(Dataset rows about figures)
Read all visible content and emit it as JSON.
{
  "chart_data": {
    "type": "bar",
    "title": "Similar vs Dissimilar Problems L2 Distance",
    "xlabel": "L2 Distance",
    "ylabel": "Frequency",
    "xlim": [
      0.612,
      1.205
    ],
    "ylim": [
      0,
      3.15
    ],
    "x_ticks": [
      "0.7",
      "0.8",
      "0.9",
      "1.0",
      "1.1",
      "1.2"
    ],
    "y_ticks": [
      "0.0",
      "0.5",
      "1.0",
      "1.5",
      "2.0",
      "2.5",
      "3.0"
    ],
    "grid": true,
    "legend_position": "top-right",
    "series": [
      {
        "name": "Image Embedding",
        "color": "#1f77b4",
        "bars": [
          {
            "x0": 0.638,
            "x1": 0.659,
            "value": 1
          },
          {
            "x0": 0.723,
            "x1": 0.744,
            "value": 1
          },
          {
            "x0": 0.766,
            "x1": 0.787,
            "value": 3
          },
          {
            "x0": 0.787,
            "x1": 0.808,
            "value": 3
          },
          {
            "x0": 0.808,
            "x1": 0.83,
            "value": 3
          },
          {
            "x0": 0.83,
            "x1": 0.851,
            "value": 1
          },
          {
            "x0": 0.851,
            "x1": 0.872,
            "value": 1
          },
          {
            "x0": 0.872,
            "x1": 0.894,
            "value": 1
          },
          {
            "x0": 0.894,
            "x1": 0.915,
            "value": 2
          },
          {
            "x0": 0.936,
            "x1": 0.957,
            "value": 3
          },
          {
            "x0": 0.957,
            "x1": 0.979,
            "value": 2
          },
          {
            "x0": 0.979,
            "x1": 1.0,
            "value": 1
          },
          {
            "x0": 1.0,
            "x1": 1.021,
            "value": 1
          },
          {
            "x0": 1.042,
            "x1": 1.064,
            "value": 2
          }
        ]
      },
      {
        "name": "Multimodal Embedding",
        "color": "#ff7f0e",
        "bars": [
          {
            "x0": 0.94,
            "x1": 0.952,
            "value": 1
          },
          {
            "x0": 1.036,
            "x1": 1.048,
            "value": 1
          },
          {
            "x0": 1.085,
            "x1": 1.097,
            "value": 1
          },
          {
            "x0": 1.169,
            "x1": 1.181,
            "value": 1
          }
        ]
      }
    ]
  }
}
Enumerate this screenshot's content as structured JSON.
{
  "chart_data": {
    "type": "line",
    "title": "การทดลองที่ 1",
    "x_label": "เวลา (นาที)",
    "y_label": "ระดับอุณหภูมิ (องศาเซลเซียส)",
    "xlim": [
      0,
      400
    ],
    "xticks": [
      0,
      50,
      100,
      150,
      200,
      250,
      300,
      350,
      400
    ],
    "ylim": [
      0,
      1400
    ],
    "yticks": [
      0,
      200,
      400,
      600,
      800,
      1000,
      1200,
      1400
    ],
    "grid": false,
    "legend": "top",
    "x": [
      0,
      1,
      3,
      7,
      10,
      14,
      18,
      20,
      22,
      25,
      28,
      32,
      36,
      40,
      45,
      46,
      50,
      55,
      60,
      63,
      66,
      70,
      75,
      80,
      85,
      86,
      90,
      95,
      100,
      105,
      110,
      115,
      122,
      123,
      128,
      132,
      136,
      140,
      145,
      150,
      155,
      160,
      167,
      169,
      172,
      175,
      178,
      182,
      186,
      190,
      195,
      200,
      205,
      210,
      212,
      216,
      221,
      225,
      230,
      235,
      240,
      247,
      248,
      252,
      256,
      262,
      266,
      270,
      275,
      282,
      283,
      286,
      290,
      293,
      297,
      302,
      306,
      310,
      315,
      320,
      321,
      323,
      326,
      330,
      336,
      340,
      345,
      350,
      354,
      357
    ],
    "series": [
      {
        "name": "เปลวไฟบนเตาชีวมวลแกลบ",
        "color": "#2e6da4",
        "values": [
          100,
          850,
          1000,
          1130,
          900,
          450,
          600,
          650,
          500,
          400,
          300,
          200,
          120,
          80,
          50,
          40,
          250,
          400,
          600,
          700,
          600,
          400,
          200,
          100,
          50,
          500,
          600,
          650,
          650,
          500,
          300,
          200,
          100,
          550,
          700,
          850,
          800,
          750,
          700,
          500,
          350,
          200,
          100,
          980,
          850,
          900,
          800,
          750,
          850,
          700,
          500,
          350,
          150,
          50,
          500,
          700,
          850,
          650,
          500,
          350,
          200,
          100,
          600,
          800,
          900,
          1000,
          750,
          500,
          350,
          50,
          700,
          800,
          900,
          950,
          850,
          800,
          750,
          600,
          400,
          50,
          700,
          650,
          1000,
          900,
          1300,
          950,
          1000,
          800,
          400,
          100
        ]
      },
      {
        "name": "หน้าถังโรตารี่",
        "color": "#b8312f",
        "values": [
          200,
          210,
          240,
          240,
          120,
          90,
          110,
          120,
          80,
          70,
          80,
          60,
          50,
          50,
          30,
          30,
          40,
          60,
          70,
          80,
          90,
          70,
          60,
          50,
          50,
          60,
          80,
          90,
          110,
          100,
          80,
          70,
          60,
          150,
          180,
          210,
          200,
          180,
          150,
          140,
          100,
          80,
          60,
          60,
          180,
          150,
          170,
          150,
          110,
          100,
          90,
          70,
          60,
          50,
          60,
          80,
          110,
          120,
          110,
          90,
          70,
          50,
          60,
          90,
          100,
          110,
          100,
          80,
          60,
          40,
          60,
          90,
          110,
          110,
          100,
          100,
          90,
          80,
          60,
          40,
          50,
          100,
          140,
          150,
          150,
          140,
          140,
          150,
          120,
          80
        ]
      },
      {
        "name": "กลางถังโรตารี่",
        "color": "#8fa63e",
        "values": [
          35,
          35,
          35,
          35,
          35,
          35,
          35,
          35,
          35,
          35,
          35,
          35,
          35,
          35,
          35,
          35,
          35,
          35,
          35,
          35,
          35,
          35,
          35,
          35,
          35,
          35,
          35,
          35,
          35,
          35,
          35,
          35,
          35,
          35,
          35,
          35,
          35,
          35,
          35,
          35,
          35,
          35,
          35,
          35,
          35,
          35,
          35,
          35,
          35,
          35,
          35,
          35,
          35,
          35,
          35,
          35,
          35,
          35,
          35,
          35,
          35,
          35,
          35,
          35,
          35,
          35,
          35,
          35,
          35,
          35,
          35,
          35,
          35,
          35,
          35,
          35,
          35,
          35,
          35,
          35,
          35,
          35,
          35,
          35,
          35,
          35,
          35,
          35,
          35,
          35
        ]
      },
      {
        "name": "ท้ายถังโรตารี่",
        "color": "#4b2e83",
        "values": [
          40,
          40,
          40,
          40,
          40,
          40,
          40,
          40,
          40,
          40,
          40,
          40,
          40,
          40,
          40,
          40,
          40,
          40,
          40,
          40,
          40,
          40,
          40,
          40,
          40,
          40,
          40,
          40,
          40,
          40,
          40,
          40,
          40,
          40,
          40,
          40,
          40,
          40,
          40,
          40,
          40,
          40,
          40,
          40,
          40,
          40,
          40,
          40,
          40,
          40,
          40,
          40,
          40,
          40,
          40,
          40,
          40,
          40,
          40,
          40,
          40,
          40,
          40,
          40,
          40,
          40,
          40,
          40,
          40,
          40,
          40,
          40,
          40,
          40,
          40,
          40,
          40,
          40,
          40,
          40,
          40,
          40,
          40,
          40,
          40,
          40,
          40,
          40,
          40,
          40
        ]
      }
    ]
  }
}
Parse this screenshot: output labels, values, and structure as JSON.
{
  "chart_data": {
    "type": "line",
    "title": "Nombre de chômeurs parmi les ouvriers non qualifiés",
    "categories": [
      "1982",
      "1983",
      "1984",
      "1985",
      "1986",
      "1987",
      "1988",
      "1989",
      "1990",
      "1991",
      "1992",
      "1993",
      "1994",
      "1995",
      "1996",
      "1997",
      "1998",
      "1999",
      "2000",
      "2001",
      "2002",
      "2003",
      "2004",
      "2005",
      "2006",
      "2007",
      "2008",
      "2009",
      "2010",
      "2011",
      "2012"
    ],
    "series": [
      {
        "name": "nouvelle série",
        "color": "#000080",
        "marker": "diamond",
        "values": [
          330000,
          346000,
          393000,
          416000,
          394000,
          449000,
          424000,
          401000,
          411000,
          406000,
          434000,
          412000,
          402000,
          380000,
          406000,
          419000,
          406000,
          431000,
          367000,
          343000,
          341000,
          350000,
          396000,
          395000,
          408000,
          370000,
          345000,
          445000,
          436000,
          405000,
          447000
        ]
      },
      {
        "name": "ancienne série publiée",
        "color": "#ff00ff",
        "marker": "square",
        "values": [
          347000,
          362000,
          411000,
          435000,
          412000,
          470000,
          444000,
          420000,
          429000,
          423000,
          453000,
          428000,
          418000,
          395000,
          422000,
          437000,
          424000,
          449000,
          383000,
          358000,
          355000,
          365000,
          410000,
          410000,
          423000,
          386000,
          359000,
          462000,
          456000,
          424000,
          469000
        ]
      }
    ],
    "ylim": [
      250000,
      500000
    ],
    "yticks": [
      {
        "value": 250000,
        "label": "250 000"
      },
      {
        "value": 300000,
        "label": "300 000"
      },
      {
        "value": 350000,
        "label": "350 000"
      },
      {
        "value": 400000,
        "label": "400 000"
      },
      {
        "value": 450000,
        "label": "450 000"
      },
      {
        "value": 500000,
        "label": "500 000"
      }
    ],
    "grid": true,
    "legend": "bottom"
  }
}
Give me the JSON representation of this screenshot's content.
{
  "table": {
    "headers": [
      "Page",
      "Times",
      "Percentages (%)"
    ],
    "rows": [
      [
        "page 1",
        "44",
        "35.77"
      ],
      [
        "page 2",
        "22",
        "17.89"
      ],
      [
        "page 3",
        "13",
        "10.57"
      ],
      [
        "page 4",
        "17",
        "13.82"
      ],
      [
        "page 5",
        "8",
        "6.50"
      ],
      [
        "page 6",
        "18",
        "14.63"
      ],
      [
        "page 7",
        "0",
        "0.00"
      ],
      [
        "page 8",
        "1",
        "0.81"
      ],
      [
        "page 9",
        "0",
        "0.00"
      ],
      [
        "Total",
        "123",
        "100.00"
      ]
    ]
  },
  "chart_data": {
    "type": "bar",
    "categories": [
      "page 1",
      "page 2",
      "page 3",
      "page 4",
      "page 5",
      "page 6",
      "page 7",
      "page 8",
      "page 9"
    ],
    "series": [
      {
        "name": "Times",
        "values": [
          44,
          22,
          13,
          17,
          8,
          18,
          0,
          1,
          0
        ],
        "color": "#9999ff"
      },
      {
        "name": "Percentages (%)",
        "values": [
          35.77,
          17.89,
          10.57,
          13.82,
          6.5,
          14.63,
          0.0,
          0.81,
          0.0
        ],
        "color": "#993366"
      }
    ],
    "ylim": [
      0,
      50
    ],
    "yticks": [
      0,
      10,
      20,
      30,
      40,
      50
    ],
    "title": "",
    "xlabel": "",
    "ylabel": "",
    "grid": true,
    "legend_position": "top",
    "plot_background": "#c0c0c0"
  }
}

▶ [Goal]
Show every line from the listing above in which the string "this" appears.

▶ [Result of the task]
Enumerate this screenshot's content as structured JSON.
Parse this screenshot: output labels, values, and structure as JSON.
Give me the JSON representation of this screenshot's content.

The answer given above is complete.